Copy every line that holds "gambar".
— START GIVEN DATA —
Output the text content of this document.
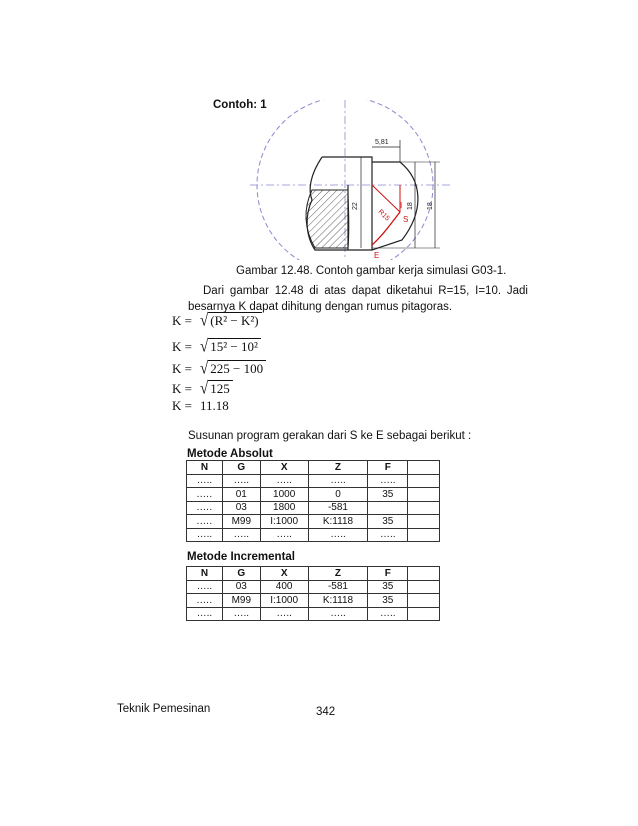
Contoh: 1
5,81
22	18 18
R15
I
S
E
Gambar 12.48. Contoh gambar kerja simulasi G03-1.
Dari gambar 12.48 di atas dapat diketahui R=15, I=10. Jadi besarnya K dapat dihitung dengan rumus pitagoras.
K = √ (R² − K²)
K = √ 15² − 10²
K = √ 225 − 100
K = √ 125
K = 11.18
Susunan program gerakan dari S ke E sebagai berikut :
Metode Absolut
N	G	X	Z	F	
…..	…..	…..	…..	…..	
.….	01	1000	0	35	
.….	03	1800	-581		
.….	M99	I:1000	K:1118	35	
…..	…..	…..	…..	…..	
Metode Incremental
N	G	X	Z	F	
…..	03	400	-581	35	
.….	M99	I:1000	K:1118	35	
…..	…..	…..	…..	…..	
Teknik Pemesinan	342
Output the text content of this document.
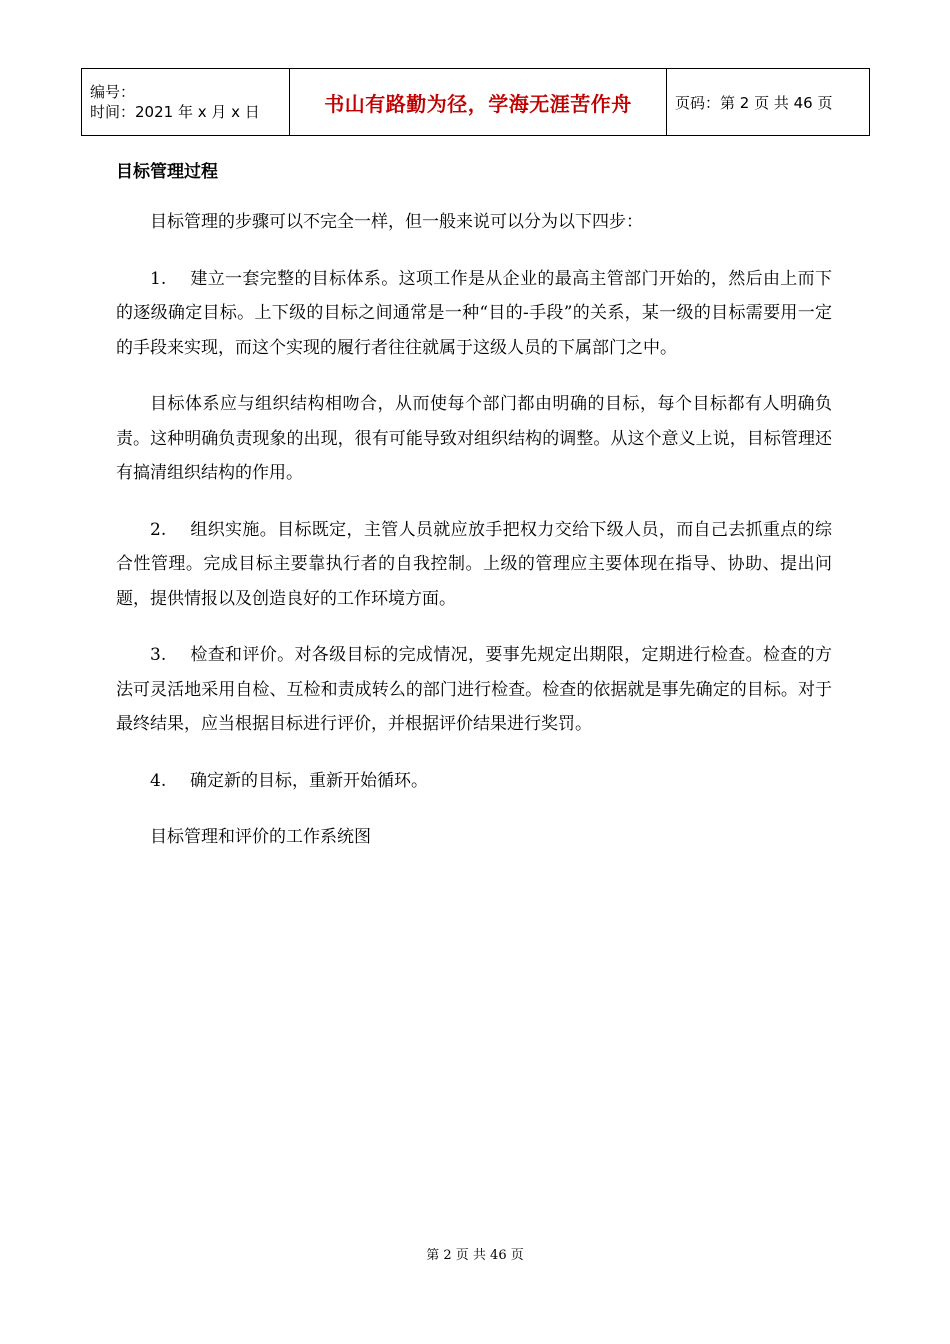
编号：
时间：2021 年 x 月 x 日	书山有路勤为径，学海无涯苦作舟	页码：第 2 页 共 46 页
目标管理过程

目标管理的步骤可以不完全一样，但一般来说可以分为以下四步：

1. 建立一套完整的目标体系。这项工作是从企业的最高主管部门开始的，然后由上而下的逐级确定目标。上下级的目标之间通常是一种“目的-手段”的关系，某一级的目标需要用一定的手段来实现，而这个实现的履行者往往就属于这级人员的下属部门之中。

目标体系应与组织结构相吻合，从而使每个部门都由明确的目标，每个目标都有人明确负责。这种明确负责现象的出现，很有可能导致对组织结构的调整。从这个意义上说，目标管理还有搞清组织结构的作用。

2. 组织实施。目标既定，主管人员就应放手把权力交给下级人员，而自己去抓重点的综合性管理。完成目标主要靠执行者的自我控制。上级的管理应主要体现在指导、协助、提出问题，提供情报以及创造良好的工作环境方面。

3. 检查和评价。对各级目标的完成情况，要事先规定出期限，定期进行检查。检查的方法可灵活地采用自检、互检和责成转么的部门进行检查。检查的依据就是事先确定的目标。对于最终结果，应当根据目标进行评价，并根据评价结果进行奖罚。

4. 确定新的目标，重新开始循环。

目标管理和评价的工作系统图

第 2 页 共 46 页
— END GIVEN DATA —
### SOLUTION TO THE PROBLEM
Gambar 12.48. Contoh gambar kerja simulasi G03-1.
Dari gambar 12.48 di atas dapat diketahui R=15, I=10. Jadi besarnya K dapat dihitung dengan rumus pitagoras.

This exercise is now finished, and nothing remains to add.